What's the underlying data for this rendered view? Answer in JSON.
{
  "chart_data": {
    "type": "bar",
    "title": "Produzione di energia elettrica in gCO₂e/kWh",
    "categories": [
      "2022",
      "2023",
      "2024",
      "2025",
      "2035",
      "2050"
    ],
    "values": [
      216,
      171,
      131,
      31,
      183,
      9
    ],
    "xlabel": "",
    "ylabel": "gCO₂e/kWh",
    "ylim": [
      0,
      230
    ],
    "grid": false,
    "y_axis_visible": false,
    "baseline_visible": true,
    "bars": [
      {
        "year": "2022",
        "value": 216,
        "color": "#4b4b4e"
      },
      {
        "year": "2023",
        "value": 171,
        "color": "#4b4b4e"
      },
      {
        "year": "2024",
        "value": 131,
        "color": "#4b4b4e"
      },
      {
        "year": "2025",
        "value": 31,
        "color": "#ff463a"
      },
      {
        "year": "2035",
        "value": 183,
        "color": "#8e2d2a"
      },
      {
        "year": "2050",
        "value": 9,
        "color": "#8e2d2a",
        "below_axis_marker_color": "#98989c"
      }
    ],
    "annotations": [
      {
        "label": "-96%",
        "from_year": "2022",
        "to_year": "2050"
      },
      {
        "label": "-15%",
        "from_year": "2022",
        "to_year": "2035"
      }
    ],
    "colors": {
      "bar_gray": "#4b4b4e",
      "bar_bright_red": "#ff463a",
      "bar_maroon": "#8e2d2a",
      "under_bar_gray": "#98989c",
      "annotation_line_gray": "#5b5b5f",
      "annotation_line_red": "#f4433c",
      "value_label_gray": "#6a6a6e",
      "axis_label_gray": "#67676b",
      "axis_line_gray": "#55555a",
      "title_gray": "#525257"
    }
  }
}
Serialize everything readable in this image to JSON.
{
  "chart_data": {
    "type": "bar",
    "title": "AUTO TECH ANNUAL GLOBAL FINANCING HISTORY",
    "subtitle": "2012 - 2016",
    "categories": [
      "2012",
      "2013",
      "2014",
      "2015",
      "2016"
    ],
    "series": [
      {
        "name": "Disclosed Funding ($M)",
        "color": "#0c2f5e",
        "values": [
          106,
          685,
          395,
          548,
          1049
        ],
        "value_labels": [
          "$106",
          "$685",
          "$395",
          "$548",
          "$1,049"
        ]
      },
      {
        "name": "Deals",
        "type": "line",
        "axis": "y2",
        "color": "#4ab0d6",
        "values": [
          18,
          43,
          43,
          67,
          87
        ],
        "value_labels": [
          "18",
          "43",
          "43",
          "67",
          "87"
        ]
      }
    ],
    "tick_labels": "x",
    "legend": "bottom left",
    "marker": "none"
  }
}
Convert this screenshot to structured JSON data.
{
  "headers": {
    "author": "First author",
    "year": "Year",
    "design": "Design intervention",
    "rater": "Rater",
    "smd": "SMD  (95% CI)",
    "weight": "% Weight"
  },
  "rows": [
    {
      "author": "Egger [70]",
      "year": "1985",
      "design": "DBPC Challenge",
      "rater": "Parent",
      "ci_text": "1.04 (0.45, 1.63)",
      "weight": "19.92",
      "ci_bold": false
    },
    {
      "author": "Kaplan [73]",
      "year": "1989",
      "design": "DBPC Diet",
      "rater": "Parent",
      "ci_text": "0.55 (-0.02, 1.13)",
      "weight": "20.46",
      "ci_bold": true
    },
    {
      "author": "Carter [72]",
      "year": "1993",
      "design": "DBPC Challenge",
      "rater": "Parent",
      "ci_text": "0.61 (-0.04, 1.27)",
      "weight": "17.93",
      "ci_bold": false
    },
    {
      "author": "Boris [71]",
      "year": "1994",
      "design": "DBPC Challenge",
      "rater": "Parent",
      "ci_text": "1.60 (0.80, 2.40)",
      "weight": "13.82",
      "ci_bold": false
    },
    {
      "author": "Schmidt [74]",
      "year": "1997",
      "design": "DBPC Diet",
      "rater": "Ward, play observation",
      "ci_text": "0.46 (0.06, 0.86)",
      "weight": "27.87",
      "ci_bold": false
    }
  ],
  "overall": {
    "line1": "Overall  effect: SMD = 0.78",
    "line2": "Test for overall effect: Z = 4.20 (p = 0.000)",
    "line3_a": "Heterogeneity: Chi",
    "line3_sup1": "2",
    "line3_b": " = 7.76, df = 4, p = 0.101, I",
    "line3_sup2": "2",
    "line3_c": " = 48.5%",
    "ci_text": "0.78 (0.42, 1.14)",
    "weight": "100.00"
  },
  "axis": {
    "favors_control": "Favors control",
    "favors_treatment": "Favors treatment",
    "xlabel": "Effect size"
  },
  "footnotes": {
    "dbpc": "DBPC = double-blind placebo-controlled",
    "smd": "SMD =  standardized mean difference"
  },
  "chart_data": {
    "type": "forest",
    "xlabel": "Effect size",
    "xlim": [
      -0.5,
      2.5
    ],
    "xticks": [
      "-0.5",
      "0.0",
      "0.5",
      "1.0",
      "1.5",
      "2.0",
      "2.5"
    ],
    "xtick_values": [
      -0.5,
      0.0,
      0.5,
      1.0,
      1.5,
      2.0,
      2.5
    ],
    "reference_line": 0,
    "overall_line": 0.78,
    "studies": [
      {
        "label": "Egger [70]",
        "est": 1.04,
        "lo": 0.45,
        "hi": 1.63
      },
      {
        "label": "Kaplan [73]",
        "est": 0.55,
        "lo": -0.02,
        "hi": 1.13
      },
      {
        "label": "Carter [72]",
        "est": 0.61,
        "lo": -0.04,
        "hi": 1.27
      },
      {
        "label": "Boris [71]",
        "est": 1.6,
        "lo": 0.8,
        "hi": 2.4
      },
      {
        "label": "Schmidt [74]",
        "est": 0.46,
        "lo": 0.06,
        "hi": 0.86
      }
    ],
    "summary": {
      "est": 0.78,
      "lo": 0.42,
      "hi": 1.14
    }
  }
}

[TO DO]
Nothing should be left out: return all of the records exactly.

[ANSWER FOR THIS EXERCISE]
What's the underlying data for this rendered view? Answer in JSON.
{
  "chart_data": {
    "type": "bar",
    "title": "Produzione di energia elettrica in gCO₂e/kWh",
    "categories": [
      "2022",
      "2023",
      "2024",
      "2025",
      "2035",
      "2050"
    ],
    "values": [
      216,
      171,
      131,
      31,
      183,
      9
    ],
    "xlabel": "",
    "ylabel": "gCO₂e/kWh",
    "ylim": [
      0,
      230
    ],
    "grid": false,
    "y_axis_visible": false,
    "baseline_visible": true,
    "bars": [
      {
        "year": "2022",
        "value": 216,
        "color": "#4b4b4e"
      },
      {
        "year": "2023",
        "value": 171,
        "color": "#4b4b4e"
      },
      {
        "year": "2024",
        "value": 131,
        "color": "#4b4b4e"
      },
      {
        "year": "2025",
        "value": 31,
        "color": "#ff463a"
      },
      {
        "year": "2035",
        "value": 183,
        "color": "#8e2d2a"
      },
      {
        "year": "2050",
        "value": 9,
        "color": "#8e2d2a",
        "below_axis_marker_color": "#98989c"
      }
    ],
    "annotations": [
      {
        "label": "-96%",
        "from_year": "2022",
        "to_year": "2050"
      },
      {
        "label": "-15%",
        "from_year": "2022",
        "to_year": "2035"
      }
    ],
    "colors": {
      "bar_gray": "#4b4b4e",
      "bar_bright_red": "#ff463a",
      "bar_maroon": "#8e2d2a",
      "under_bar_gray": "#98989c",
      "annotation_line_gray": "#5b5b5f",
      "annotation_line_red": "#f4433c",
      "value_label_gray": "#6a6a6e",
      "axis_label_gray": "#67676b",
      "axis_line_gray": "#55555a",
      "title_gray": "#525257"
    }
  }
}
Serialize everything readable in this image to JSON.
{
  "chart_data": {
    "type": "bar",
    "title": "AUTO TECH ANNUAL GLOBAL FINANCING HISTORY",
    "subtitle": "2012 - 2016",
    "categories": [
      "2012",
      "2013",
      "2014",
      "2015",
      "2016"
    ],
    "series": [
      {
        "name": "Disclosed Funding ($M)",
        "color": "#0c2f5e",
        "values": [
          106,
          685,
          395,
          548,
          1049
        ],
        "value_labels": [
          "$106",
          "$685",
          "$395",
          "$548",
          "$1,049"
        ]
      },
      {
        "name": "Deals",
        "type": "line",
        "axis": "y2",
        "color": "#4ab0d6",
        "values": [
          18,
          43,
          43,
          67,
          87
        ],
        "value_labels": [
          "18",
          "43",
          "43",
          "67",
          "87"
        ]
      }
    ],
    "tick_labels": "x",
    "legend": "bottom left",
    "marker": "none"
  }
}
Convert this screenshot to structured JSON data.
{
  "headers": {
    "author": "First author",
    "year": "Year",
    "design": "Design intervention",
    "rater": "Rater",
    "smd": "SMD  (95% CI)",
    "weight": "% Weight"
  },
  "rows": [
    {
      "author": "Egger [70]",
      "year": "1985",
      "design": "DBPC Challenge",
      "rater": "Parent",
      "ci_text": "1.04 (0.45, 1.63)",
      "weight": "19.92",
      "ci_bold": false
    },
    {
      "author": "Kaplan [73]",
      "year": "1989",
      "design": "DBPC Diet",
      "rater": "Parent",
      "ci_text": "0.55 (-0.02, 1.13)",
      "weight": "20.46",
      "ci_bold": true
    },
    {
      "author": "Carter [72]",
      "year": "1993",
      "design": "DBPC Challenge",
      "rater": "Parent",
      "ci_text": "0.61 (-0.04, 1.27)",
      "weight": "17.93",
      "ci_bold": false
    },
    {
      "author": "Boris [71]",
      "year": "1994",
      "design": "DBPC Challenge",
      "rater": "Parent",
      "ci_text": "1.60 (0.80, 2.40)",
      "weight": "13.82",
      "ci_bold": false
    },
    {
      "author": "Schmidt [74]",
      "year": "1997",
      "design": "DBPC Diet",
      "rater": "Ward, play observation",
      "ci_text": "0.46 (0.06, 0.86)",
      "weight": "27.87",
      "ci_bold": false
    }
  ],
  "overall": {
    "line1": "Overall  effect: SMD = 0.78",
    "line2": "Test for overall effect: Z = 4.20 (p = 0.000)",
    "line3_a": "Heterogeneity: Chi",
    "line3_sup1": "2",
    "line3_b": " = 7.76, df = 4, p = 0.101, I",
    "line3_sup2": "2",
    "line3_c": " = 48.5%",
    "ci_text": "0.78 (0.42, 1.14)",
    "weight": "100.00"
  },
  "axis": {
    "favors_control": "Favors control",
    "favors_treatment": "Favors treatment",
    "xlabel": "Effect size"
  },
  "footnotes": {
    "dbpc": "DBPC = double-blind placebo-controlled",
    "smd": "SMD =  standardized mean difference"
  },
  "chart_data": {
    "type": "forest",
    "xlabel": "Effect size",
    "xlim": [
      -0.5,
      2.5
    ],
    "xticks": [
      "-0.5",
      "0.0",
      "0.5",
      "1.0",
      "1.5",
      "2.0",
      "2.5"
    ],
    "xtick_values": [
      -0.5,
      0.0,
      0.5,
      1.0,
      1.5,
      2.0,
      2.5
    ],
    "reference_line": 0,
    "overall_line": 0.78,
    "studies": [
      {
        "label": "Egger [70]",
        "est": 1.04,
        "lo": 0.45,
        "hi": 1.63
      },
      {
        "label": "Kaplan [73]",
        "est": 0.55,
        "lo": -0.02,
        "hi": 1.13
      },
      {
        "label": "Carter [72]",
        "est": 0.61,
        "lo": -0.04,
        "hi": 1.27
      },
      {
        "label": "Boris [71]",
        "est": 1.6,
        "lo": 0.8,
        "hi": 2.4
      },
      {
        "label": "Schmidt [74]",
        "est": 0.46,
        "lo": 0.06,
        "hi": 0.86
      }
    ],
    "summary": {
      "est": 0.78,
      "lo": 0.42,
      "hi": 1.14
    }
  }
}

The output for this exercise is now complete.